--- START ---
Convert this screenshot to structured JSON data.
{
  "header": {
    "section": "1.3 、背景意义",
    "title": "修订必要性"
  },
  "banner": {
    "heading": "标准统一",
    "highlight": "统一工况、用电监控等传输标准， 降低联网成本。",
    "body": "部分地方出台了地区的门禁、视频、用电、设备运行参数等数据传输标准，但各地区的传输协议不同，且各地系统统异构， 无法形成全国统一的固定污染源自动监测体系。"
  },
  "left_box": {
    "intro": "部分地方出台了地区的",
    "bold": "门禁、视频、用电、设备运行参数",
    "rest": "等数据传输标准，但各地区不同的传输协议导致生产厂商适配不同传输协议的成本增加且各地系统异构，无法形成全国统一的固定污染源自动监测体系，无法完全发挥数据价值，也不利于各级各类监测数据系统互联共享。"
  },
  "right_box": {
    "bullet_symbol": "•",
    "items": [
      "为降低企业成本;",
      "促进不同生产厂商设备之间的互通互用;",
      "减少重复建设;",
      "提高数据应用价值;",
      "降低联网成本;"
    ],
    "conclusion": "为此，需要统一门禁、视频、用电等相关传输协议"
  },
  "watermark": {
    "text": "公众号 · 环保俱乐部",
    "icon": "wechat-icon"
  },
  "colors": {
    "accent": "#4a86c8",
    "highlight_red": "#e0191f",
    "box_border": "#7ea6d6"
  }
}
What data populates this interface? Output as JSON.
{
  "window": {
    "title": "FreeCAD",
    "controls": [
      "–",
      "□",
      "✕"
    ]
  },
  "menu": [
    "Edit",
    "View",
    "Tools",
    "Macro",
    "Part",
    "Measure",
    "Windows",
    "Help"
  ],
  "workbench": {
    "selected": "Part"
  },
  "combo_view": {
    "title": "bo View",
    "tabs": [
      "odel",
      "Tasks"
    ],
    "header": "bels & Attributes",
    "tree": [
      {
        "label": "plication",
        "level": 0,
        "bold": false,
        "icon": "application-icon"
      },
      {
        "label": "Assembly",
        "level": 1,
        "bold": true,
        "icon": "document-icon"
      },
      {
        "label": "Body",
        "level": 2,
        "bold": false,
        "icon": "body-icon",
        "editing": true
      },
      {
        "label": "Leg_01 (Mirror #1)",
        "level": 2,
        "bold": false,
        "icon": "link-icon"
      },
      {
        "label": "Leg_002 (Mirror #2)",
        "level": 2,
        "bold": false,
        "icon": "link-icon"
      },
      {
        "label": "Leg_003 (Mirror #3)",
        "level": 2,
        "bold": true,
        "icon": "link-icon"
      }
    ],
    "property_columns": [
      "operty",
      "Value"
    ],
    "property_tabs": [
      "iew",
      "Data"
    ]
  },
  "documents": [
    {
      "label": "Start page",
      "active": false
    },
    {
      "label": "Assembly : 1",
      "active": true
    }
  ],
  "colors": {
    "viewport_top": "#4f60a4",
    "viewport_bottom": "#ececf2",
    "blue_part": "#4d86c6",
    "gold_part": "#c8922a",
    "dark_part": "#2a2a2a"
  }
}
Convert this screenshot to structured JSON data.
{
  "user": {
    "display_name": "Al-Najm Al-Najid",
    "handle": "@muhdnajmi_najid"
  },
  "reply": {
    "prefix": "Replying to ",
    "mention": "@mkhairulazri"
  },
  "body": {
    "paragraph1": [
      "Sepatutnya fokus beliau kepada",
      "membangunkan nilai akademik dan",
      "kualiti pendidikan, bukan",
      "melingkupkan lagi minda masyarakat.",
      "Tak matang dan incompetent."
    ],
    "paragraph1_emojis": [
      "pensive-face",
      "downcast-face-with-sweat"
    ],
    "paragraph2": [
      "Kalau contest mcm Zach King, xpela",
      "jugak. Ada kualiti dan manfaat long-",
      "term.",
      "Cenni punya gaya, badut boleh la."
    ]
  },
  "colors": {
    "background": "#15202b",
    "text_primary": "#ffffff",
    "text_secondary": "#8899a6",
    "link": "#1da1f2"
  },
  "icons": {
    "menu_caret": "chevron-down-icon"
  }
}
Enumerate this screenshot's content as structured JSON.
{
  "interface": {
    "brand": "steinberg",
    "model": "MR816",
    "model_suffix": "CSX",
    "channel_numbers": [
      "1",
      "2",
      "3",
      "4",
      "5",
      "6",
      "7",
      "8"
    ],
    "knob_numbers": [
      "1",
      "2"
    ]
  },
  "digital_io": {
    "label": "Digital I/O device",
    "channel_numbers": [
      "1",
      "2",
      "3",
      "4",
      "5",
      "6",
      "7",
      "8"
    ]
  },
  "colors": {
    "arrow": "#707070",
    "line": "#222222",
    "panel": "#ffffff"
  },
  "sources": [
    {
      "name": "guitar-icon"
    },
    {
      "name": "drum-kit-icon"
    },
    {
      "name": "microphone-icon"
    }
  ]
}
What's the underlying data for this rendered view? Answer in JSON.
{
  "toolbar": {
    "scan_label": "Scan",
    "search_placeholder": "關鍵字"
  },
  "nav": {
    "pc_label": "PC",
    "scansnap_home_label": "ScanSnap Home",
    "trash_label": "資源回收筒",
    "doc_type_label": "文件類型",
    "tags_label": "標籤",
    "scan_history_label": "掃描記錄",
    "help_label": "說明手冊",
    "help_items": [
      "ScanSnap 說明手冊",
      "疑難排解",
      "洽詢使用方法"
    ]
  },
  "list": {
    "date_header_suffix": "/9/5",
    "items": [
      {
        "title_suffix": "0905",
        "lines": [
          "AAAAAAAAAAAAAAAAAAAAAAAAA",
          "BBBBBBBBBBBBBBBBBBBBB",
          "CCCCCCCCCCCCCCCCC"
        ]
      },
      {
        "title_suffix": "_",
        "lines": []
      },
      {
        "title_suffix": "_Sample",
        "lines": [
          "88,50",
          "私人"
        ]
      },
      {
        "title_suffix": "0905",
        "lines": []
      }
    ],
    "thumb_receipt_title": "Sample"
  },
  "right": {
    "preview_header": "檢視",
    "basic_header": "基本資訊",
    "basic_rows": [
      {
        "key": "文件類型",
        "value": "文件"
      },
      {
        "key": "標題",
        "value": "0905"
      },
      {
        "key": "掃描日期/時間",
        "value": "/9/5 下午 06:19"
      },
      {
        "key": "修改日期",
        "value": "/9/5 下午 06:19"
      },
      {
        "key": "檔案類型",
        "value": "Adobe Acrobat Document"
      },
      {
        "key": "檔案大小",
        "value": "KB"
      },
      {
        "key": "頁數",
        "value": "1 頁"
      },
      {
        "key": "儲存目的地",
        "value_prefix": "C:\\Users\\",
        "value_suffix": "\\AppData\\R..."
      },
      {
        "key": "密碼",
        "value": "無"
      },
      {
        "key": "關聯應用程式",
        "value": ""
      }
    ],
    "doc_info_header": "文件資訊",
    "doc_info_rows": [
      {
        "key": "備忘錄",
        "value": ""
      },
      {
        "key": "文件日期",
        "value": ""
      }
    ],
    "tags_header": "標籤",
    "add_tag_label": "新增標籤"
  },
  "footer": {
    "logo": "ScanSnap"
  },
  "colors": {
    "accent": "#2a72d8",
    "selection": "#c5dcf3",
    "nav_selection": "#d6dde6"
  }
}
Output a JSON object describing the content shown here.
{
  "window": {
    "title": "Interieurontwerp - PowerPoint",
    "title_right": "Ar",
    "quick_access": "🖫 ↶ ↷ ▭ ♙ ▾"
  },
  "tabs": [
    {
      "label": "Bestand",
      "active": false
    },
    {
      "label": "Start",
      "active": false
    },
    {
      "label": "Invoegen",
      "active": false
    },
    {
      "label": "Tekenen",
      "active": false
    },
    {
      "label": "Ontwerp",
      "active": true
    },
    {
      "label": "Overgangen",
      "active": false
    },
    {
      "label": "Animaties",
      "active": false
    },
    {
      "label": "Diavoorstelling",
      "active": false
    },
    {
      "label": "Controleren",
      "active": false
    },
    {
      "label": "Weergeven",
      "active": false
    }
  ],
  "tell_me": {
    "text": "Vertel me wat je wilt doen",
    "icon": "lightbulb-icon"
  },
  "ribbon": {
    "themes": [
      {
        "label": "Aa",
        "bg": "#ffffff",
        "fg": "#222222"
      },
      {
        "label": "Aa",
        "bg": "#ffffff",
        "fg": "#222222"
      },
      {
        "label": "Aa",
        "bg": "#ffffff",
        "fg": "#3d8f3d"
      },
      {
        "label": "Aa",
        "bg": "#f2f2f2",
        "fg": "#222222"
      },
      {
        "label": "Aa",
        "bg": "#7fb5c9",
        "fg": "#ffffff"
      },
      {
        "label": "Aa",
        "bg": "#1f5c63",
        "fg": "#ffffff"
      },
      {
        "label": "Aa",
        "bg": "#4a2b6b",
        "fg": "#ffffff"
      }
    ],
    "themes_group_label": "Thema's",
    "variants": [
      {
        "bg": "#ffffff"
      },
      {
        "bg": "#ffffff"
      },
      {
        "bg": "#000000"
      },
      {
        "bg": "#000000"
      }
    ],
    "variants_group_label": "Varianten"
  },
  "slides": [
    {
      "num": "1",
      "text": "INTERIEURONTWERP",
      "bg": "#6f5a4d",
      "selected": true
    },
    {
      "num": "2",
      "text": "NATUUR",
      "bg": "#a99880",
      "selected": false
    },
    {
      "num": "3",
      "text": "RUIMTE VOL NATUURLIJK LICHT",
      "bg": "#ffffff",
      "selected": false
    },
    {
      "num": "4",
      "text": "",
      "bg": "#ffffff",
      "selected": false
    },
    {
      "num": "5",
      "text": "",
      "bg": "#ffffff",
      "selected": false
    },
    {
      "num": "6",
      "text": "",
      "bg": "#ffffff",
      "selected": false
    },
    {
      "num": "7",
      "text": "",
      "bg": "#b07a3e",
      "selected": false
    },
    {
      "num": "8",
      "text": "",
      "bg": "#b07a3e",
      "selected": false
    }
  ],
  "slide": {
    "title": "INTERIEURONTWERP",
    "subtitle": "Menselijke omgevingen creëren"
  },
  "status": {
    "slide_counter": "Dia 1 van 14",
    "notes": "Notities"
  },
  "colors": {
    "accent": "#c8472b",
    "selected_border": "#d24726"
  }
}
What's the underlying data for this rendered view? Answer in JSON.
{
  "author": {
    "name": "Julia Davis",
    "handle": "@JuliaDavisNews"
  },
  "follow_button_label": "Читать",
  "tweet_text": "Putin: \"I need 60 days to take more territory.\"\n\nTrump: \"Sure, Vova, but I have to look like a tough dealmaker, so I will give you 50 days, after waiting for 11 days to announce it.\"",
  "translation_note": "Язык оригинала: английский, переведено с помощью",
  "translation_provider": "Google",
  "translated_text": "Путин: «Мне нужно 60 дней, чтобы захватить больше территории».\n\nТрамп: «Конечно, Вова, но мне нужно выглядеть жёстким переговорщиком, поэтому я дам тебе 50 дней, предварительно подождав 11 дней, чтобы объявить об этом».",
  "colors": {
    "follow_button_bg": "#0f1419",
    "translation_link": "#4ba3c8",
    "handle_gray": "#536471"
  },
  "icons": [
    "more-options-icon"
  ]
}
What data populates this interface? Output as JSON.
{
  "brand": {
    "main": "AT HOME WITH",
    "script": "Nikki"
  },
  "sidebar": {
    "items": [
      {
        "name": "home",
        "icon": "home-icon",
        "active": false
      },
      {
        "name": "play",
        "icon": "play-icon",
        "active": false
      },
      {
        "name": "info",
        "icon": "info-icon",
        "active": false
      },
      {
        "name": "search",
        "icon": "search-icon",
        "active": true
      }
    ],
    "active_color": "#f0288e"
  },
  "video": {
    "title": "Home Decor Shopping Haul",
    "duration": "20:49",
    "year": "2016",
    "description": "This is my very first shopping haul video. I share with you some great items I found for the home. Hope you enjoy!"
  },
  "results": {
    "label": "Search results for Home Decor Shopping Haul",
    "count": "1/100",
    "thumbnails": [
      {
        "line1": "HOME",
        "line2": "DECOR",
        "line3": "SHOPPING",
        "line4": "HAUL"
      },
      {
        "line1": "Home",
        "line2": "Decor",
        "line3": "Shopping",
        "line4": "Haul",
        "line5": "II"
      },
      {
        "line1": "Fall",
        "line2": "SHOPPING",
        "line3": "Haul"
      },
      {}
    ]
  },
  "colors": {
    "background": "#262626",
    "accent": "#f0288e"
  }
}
--- END ---
Objective >> Go through the listing above and list every line that has the word "Mirror".

Task response >>
        "label": "Leg_01 (Mirror #1)",
        "label": "Leg_002 (Mirror #2)",
        "label": "Leg_003 (Mirror #3)",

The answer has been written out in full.